TASK STATEMENT:
How many lines of the records below contain the word "الآخر"? Answer with the number alone.
------------------------------------------------------------------------
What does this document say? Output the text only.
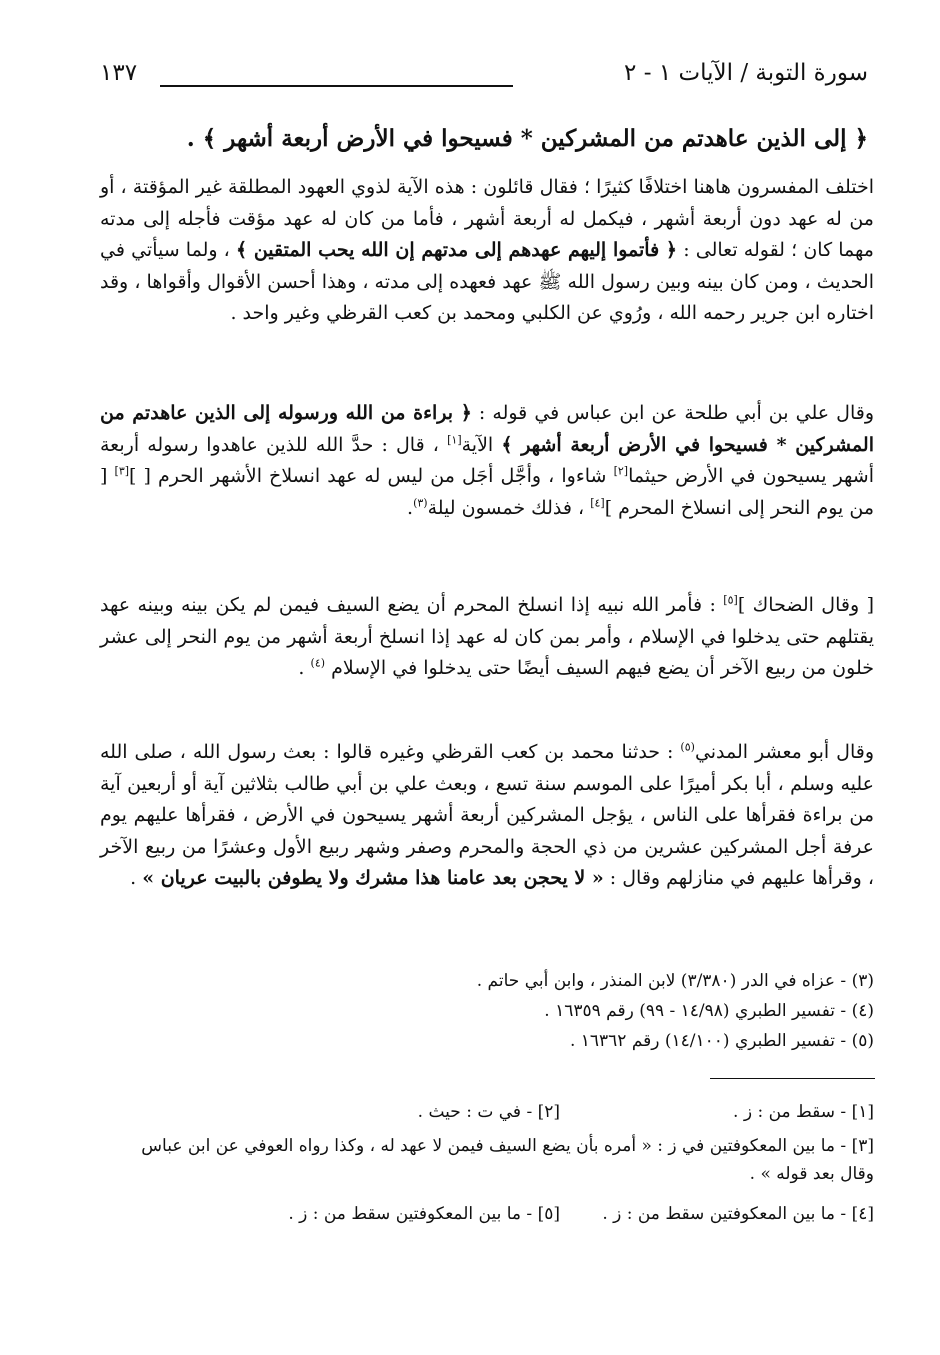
سورة التوبة / الآيات ١ - ٢
١٣٧
﴿ إلى الذين عاهدتم من المشركين * فسيحوا في الأرض أربعة أشهر ﴾ .
اختلف المفسرون هاهنا اختلافًا كثيرًا ؛ فقال قائلون : هذه الآية لذوي العهود المطلقة غير المؤقتة ، أو من له عهد دون أربعة أشهر ، فيكمل له أربعة أشهر ، فأما من كان له عهد مؤقت فأجله إلى مدته مهما كان ؛ لقوله تعالى : ﴿ فأتموا إليهم عهدهم إلى مدتهم إن الله يحب المتقين ﴾ ، ولما سيأتي في الحديث ، ومن كان بينه وبين رسول الله ﷺ عهد فعهده إلى مدته ، وهذا أحسن الأقوال وأقواها ، وقد اختاره ابن جرير رحمه الله ، ورُوي عن الكلبي ومحمد بن كعب القرظي وغير واحد .
وقال علي بن أبي طلحة عن ابن عباس في قوله : ﴿ براءة من الله ورسوله إلى الذين عاهدتم من المشركين * فسيحوا في الأرض أربعة أشهر ﴾ الآية[١] ، قال : حدَّ الله للذين عاهدوا رسوله أربعة أشهر يسيحون في الأرض حيثما[٢] شاءوا ، وأجَّل أجَل من ليس له عهد انسلاخ الأشهر الحرم [ ][٣] [ من يوم النحر إلى انسلاخ المحرم ][٤] ، فذلك خمسون ليلة$^{(٣)}$.
[ وقال الضحاك ][٥] : فأمر الله نبيه إذا انسلخ المحرم أن يضع السيف فيمن لم يكن بينه وبينه عهد يقتلهم حتى يدخلوا في الإسلام ، وأمر بمن كان له عهد إذا انسلخ أربعة أشهر من يوم النحر إلى عشر خلون من ربيع الآخر أن يضع فيهم السيف أيضًا حتى يدخلوا في الإسلام $^{(٤)}$ .
وقال أبو معشر المدني$^{(٥)}$ : حدثنا محمد بن كعب القرظي وغيره قالوا : بعث رسول الله ، صلى الله عليه وسلم ، أبا بكر أميرًا على الموسم سنة تسع ، وبعث علي بن أبي طالب بثلاثين آية أو أربعين آية من براءة فقرأها على الناس ، يؤجل المشركين أربعة أشهر يسيحون في الأرض ، فقرأها عليهم يوم عرفة أجل المشركين عشرين من ذي الحجة والمحرم وصفر وشهر ربيع الأول وعشرًا من ربيع الآخر ، وقرأها عليهم في منازلهم وقال : « لا يحجن بعد عامنا هذا مشرك ولا يطوفن بالبيت عريان » .
(٣) - عزاه في الدر (٣/٣٨٠) لابن المنذر ، وابن أبي حاتم .
(٤) - تفسير الطبري (١٤/٩٨ - ٩٩) رقم ١٦٣٥٩ .
(٥) - تفسير الطبري (١٤/١٠٠) رقم ١٦٣٦٢ .
[١] - سقط من : ز .
[٢] - في ت : حيث .
[٣] - ما بين المعكوفتين في ز : « أمره بأن يضع السيف فيمن لا عهد له ، وكذا رواه العوفي عن ابن عباس وقال بعد قوله » .
[٤] - ما بين المعكوفتين سقط من : ز .
[٥] - ما بين المعكوفتين سقط من : ز .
------------------------------------------------------------------------
TASK SOLUTION:
2